MATERIAL PROVIDED:

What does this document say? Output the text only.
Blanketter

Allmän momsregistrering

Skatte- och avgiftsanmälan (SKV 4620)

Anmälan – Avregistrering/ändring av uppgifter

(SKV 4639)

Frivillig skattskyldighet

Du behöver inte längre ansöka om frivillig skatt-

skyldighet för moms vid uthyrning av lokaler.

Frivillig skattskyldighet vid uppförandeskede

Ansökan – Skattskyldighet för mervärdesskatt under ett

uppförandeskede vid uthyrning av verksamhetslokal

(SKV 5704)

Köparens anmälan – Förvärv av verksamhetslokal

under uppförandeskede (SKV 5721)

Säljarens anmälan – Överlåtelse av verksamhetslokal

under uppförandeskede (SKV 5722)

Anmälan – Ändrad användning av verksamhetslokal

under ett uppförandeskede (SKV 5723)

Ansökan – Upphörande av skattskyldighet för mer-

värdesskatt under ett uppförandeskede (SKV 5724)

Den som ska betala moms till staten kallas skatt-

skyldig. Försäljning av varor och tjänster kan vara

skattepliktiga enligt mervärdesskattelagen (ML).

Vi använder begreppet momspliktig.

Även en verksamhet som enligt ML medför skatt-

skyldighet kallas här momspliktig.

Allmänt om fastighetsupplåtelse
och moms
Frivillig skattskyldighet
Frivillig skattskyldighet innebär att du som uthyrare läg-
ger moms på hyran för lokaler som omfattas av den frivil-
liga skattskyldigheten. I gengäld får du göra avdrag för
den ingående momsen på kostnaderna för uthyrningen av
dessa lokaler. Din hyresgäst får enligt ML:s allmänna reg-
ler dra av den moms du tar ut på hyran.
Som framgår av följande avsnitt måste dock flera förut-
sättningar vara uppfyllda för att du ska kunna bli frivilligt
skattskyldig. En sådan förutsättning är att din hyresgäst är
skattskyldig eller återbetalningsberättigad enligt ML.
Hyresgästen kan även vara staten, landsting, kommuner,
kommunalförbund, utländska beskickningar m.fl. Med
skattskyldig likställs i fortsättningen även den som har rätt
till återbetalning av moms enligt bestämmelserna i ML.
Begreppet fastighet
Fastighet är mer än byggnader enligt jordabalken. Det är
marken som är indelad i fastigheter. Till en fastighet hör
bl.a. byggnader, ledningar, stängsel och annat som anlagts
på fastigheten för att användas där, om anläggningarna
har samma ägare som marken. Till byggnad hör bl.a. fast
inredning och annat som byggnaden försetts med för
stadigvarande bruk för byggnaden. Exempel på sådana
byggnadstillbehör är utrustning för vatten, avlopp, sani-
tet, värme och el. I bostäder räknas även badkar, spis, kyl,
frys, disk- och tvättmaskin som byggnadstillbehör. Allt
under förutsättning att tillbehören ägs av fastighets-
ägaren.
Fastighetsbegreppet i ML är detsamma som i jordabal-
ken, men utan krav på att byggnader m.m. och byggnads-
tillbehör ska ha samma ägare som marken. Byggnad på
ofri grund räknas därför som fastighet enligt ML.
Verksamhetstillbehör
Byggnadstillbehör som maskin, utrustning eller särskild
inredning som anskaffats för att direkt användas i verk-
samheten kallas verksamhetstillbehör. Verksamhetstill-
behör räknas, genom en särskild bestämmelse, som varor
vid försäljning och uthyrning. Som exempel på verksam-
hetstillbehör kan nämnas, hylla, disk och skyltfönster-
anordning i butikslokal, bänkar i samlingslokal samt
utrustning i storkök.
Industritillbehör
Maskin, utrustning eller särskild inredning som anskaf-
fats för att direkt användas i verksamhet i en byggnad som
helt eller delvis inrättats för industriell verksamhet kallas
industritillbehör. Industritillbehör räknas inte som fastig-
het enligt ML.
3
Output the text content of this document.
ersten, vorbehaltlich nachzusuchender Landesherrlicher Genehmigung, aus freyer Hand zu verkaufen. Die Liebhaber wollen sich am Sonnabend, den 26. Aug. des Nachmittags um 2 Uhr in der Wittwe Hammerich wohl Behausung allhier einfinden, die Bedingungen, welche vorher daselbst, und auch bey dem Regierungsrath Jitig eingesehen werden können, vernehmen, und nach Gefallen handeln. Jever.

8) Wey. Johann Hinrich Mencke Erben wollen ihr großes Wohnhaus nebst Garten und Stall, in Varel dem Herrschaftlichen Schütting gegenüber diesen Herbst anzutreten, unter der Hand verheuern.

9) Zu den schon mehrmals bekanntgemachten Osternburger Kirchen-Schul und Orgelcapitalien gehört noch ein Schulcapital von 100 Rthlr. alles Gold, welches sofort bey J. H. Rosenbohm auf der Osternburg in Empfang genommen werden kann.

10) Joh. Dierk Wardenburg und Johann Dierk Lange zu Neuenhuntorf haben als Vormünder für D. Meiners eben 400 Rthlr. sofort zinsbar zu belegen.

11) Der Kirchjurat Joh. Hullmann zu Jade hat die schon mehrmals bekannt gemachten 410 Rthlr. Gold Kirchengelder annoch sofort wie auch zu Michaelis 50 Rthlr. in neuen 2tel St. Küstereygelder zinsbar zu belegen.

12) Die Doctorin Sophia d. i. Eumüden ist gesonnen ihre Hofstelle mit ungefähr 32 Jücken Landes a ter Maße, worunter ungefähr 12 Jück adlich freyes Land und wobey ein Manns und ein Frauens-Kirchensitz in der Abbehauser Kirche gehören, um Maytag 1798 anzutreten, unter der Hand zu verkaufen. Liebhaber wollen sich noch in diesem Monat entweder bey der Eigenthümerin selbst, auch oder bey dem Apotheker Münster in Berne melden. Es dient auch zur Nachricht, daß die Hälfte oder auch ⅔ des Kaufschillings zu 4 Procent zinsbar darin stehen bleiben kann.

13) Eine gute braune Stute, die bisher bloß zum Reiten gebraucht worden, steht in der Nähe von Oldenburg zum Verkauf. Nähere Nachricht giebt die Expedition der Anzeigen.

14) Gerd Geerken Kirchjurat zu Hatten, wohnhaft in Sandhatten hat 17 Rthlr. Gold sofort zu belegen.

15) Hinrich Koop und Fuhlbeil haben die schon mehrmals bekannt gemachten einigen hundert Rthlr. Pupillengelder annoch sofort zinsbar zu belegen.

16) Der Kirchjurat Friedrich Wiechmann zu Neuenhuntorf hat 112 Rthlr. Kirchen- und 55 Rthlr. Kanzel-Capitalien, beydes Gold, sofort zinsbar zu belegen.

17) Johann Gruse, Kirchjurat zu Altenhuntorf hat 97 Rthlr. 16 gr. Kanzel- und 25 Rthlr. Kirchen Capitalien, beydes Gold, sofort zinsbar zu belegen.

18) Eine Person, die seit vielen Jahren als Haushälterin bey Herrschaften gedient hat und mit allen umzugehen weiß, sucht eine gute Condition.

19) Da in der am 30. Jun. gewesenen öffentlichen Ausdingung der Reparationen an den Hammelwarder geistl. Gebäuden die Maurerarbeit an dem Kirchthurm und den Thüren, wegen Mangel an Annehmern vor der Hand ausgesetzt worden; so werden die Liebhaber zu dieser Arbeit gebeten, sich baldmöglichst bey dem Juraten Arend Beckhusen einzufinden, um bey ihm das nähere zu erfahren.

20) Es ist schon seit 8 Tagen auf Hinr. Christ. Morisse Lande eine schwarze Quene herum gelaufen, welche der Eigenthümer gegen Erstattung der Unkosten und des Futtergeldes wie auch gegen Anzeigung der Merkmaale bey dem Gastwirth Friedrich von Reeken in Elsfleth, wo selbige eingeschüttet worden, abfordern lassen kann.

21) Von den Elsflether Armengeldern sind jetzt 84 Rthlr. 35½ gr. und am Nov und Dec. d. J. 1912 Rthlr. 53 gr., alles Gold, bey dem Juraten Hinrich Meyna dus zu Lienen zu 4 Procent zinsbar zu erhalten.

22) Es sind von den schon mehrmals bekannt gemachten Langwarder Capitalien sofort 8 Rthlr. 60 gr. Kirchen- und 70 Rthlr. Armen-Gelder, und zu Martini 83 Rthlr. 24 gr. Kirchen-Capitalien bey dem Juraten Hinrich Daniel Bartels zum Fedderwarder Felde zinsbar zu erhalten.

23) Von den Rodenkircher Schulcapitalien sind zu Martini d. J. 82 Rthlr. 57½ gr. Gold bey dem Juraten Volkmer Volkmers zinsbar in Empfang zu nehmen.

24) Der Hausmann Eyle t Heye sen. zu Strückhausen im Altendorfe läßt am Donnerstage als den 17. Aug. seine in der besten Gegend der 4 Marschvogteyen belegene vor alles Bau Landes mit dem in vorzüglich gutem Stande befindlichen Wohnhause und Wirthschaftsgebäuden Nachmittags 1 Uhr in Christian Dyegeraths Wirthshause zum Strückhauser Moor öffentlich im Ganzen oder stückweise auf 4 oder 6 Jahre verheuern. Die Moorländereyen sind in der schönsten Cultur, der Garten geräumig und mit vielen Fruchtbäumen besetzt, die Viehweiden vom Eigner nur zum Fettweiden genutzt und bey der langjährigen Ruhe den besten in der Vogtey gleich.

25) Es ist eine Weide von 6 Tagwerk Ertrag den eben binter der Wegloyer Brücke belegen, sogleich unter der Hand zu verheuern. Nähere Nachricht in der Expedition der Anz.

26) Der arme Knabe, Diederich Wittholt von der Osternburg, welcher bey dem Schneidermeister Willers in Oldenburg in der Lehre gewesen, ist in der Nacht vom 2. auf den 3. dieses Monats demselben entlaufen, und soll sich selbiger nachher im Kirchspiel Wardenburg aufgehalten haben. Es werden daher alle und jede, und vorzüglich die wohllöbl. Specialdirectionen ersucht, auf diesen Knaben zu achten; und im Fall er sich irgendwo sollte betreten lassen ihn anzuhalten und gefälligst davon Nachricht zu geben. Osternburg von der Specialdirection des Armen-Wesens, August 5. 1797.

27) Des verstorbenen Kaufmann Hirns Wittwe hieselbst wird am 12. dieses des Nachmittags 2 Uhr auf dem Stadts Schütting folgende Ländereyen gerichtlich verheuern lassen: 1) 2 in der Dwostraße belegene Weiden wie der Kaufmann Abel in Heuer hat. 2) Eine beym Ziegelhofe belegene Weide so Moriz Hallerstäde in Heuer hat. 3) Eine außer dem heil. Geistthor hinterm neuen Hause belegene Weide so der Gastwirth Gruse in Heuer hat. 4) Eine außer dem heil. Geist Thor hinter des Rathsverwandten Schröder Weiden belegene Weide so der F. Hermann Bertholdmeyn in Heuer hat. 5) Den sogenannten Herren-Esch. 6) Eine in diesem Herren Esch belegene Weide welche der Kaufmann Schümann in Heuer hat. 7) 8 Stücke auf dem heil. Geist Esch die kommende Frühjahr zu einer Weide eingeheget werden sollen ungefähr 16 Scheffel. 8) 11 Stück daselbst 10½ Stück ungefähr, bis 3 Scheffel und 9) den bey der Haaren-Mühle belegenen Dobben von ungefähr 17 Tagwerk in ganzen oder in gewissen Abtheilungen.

ASSIGNMENT: Search the entries for "Neuenhuntorf" and copy each matching line.

EXERCISE OUTPUT:
10) Joh. Dierk Wardenburg und Johann Dierk Lange zu Neuenhuntorf haben als Vormünder für D. Meiners eben 400 Rthlr. sofort zinsbar zu belegen.
16) Der Kirchjurat Friedrich Wiechmann zu Neuenhuntorf hat 112 Rthlr. Kirchen- und 55 Rthlr. Kanzel-Capitalien, beydes Gold, sofort zinsbar zu belegen.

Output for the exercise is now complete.